TASK DIRECTIONS: Quote all entries exactly, leaving pictures aside.

EXTRACTED MATERIAL:
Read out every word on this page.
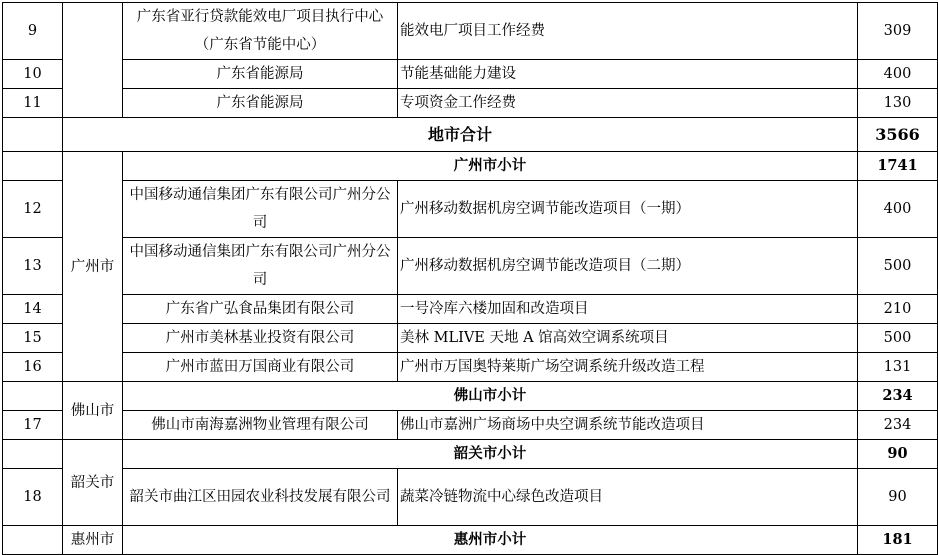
9		广东省亚行贷款能效电厂项目执行中心（广东省节能中心）	能效电厂项目工作经费	309
10		广东省能源局	节能基础能力建设	400
11		广东省能源局	专项资金工作经费	130
	地市合计			3566
	广州市	广州市小计		1741
12		中国移动通信集团广东有限公司广州分公司	广州移动数据机房空调节能改造项目（一期）	400
13		中国移动通信集团广东有限公司广州分公司	广州移动数据机房空调节能改造项目（二期）	500
14		广东省广弘食品集团有限公司	一号冷库六楼加固和改造项目	210
15		广州市美林基业投资有限公司	美林 MLIVE 天地 A 馆高效空调系统项目	500
16		广州市蓝田万国商业有限公司	广州市万国奥特莱斯广场空调系统升级改造工程	131
	佛山市	佛山市小计		234
17		佛山市南海嘉洲物业管理有限公司	佛山市嘉洲广场商场中央空调系统节能改造项目	234
	韶关市	韶关市小计		90
18		韶关市曲江区田园农业科技发展有限公司	蔬菜冷链物流中心绿色改造项目	90
	惠州市	惠州市小计		181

PROBLEM SOLUTION:
Read out every word on this page.
9		广东省亚行贷款能效电厂项目执行中心（广东省节能中心）	能效电厂项目工作经费	309
10		广东省能源局	节能基础能力建设	400
11		广东省能源局	专项资金工作经费	130
	地市合计			3566
	广州市	广州市小计		1741
12		中国移动通信集团广东有限公司广州分公司	广州移动数据机房空调节能改造项目（一期）	400
13		中国移动通信集团广东有限公司广州分公司	广州移动数据机房空调节能改造项目（二期）	500
14		广东省广弘食品集团有限公司	一号冷库六楼加固和改造项目	210
15		广州市美林基业投资有限公司	美林 MLIVE 天地 A 馆高效空调系统项目	500
16		广州市蓝田万国商业有限公司	广州市万国奥特莱斯广场空调系统升级改造工程	131
	佛山市	佛山市小计		234
17		佛山市南海嘉洲物业管理有限公司	佛山市嘉洲广场商场中央空调系统节能改造项目	234
	韶关市	韶关市小计		90
18		韶关市曲江区田园农业科技发展有限公司	蔬菜冷链物流中心绿色改造项目	90
	惠州市	惠州市小计		181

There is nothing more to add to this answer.